**Stated exercise:**
Repeat the records exactly. Every line must match.
"""
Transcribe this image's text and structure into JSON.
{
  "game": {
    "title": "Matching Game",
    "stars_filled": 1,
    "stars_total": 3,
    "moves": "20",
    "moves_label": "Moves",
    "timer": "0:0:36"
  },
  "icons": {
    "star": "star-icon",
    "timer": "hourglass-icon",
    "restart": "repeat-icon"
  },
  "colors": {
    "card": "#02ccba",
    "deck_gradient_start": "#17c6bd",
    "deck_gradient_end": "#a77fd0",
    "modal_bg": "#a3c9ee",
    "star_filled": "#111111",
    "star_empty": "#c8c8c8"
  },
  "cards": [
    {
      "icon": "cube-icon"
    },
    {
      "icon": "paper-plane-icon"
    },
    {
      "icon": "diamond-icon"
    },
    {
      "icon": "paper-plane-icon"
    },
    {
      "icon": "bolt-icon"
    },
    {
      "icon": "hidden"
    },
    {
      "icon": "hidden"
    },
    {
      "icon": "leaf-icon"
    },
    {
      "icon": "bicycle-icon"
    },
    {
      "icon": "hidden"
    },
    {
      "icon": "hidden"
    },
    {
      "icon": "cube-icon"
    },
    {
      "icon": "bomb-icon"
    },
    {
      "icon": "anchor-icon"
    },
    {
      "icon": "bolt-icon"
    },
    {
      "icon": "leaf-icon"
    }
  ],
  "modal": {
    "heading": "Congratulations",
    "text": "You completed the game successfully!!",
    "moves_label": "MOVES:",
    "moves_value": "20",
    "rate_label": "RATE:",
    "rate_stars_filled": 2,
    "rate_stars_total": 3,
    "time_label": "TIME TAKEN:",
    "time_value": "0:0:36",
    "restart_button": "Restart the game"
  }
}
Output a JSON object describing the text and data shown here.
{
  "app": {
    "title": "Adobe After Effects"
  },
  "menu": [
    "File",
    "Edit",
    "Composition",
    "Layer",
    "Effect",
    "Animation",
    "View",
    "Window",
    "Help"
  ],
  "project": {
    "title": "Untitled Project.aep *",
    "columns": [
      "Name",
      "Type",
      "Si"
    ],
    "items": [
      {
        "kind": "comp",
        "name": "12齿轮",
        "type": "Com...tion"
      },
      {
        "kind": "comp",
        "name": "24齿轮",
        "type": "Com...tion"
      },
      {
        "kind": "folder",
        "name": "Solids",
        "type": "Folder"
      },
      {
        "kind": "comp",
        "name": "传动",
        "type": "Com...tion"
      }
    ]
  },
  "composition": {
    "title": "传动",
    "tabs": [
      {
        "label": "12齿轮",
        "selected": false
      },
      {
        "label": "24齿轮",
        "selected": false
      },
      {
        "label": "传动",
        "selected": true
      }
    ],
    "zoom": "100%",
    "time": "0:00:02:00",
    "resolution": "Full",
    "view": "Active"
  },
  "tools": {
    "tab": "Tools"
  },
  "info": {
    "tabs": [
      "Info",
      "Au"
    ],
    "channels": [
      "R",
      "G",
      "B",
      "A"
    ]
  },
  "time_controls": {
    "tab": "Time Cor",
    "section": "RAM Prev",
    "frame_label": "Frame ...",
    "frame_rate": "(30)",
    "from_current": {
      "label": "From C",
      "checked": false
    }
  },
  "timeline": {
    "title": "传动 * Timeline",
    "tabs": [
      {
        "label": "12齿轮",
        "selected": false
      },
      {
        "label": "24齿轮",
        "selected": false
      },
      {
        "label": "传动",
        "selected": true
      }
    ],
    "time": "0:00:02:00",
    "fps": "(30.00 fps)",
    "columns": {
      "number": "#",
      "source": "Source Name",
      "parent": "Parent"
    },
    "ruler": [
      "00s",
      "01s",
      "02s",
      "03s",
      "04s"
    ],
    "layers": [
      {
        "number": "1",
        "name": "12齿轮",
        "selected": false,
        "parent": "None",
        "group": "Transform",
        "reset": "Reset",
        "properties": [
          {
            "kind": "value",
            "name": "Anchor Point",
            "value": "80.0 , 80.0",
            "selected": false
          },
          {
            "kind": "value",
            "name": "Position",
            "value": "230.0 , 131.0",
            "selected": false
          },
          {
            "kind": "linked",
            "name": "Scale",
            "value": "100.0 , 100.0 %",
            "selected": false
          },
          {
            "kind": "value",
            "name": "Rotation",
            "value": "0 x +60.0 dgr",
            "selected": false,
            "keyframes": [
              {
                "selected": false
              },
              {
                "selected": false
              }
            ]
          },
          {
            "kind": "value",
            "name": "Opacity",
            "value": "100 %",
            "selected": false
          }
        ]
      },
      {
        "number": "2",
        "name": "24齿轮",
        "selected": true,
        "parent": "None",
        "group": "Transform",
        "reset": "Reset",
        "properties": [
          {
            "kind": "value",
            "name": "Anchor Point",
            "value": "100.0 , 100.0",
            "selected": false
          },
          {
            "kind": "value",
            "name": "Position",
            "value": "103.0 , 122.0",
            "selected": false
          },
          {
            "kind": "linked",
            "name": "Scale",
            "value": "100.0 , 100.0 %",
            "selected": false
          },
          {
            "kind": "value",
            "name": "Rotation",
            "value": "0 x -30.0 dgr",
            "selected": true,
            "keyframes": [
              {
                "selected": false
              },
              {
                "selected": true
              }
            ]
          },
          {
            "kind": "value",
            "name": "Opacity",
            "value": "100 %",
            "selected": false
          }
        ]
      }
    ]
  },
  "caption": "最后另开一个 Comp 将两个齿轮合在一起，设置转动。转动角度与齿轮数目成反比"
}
"""
**Correct result:**
Transcribe this image's text and structure into JSON.
{
  "game": {
    "title": "Matching Game",
    "stars_filled": 1,
    "stars_total": 3,
    "moves": "20",
    "moves_label": "Moves",
    "timer": "0:0:36"
  },
  "icons": {
    "star": "star-icon",
    "timer": "hourglass-icon",
    "restart": "repeat-icon"
  },
  "colors": {
    "card": "#02ccba",
    "deck_gradient_start": "#17c6bd",
    "deck_gradient_end": "#a77fd0",
    "modal_bg": "#a3c9ee",
    "star_filled": "#111111",
    "star_empty": "#c8c8c8"
  },
  "cards": [
    {
      "icon": "cube-icon"
    },
    {
      "icon": "paper-plane-icon"
    },
    {
      "icon": "diamond-icon"
    },
    {
      "icon": "paper-plane-icon"
    },
    {
      "icon": "bolt-icon"
    },
    {
      "icon": "hidden"
    },
    {
      "icon": "hidden"
    },
    {
      "icon": "leaf-icon"
    },
    {
      "icon": "bicycle-icon"
    },
    {
      "icon": "hidden"
    },
    {
      "icon": "hidden"
    },
    {
      "icon": "cube-icon"
    },
    {
      "icon": "bomb-icon"
    },
    {
      "icon": "anchor-icon"
    },
    {
      "icon": "bolt-icon"
    },
    {
      "icon": "leaf-icon"
    }
  ],
  "modal": {
    "heading": "Congratulations",
    "text": "You completed the game successfully!!",
    "moves_label": "MOVES:",
    "moves_value": "20",
    "rate_label": "RATE:",
    "rate_stars_filled": 2,
    "rate_stars_total": 3,
    "time_label": "TIME TAKEN:",
    "time_value": "0:0:36",
    "restart_button": "Restart the game"
  }
}
Output a JSON object describing the text and data shown here.
{
  "app": {
    "title": "Adobe After Effects"
  },
  "menu": [
    "File",
    "Edit",
    "Composition",
    "Layer",
    "Effect",
    "Animation",
    "View",
    "Window",
    "Help"
  ],
  "project": {
    "title": "Untitled Project.aep *",
    "columns": [
      "Name",
      "Type",
      "Si"
    ],
    "items": [
      {
        "kind": "comp",
        "name": "12齿轮",
        "type": "Com...tion"
      },
      {
        "kind": "comp",
        "name": "24齿轮",
        "type": "Com...tion"
      },
      {
        "kind": "folder",
        "name": "Solids",
        "type": "Folder"
      },
      {
        "kind": "comp",
        "name": "传动",
        "type": "Com...tion"
      }
    ]
  },
  "composition": {
    "title": "传动",
    "tabs": [
      {
        "label": "12齿轮",
        "selected": false
      },
      {
        "label": "24齿轮",
        "selected": false
      },
      {
        "label": "传动",
        "selected": true
      }
    ],
    "zoom": "100%",
    "time": "0:00:02:00",
    "resolution": "Full",
    "view": "Active"
  },
  "tools": {
    "tab": "Tools"
  },
  "info": {
    "tabs": [
      "Info",
      "Au"
    ],
    "channels": [
      "R",
      "G",
      "B",
      "A"
    ]
  },
  "time_controls": {
    "tab": "Time Cor",
    "section": "RAM Prev",
    "frame_label": "Frame ...",
    "frame_rate": "(30)",
    "from_current": {
      "label": "From C",
      "checked": false
    }
  },
  "timeline": {
    "title": "传动 * Timeline",
    "tabs": [
      {
        "label": "12齿轮",
        "selected": false
      },
      {
        "label": "24齿轮",
        "selected": false
      },
      {
        "label": "传动",
        "selected": true
      }
    ],
    "time": "0:00:02:00",
    "fps": "(30.00 fps)",
    "columns": {
      "number": "#",
      "source": "Source Name",
      "parent": "Parent"
    },
    "ruler": [
      "00s",
      "01s",
      "02s",
      "03s",
      "04s"
    ],
    "layers": [
      {
        "number": "1",
        "name": "12齿轮",
        "selected": false,
        "parent": "None",
        "group": "Transform",
        "reset": "Reset",
        "properties": [
          {
            "kind": "value",
            "name": "Anchor Point",
            "value": "80.0 , 80.0",
            "selected": false
          },
          {
            "kind": "value",
            "name": "Position",
            "value": "230.0 , 131.0",
            "selected": false
          },
          {
            "kind": "linked",
            "name": "Scale",
            "value": "100.0 , 100.0 %",
            "selected": false
          },
          {
            "kind": "value",
            "name": "Rotation",
            "value": "0 x +60.0 dgr",
            "selected": false,
            "keyframes": [
              {
                "selected": false
              },
              {
                "selected": false
              }
            ]
          },
          {
            "kind": "value",
            "name": "Opacity",
            "value": "100 %",
            "selected": false
          }
        ]
      },
      {
        "number": "2",
        "name": "24齿轮",
        "selected": true,
        "parent": "None",
        "group": "Transform",
        "reset": "Reset",
        "properties": [
          {
            "kind": "value",
            "name": "Anchor Point",
            "value": "100.0 , 100.0",
            "selected": false
          },
          {
            "kind": "value",
            "name": "Position",
            "value": "103.0 , 122.0",
            "selected": false
          },
          {
            "kind": "linked",
            "name": "Scale",
            "value": "100.0 , 100.0 %",
            "selected": false
          },
          {
            "kind": "value",
            "name": "Rotation",
            "value": "0 x -30.0 dgr",
            "selected": true,
            "keyframes": [
              {
                "selected": false
              },
              {
                "selected": true
              }
            ]
          },
          {
            "kind": "value",
            "name": "Opacity",
            "value": "100 %",
            "selected": false
          }
        ]
      }
    ]
  },
  "caption": "最后另开一个 Comp 将两个齿轮合在一起，设置转动。转动角度与齿轮数目成反比"
}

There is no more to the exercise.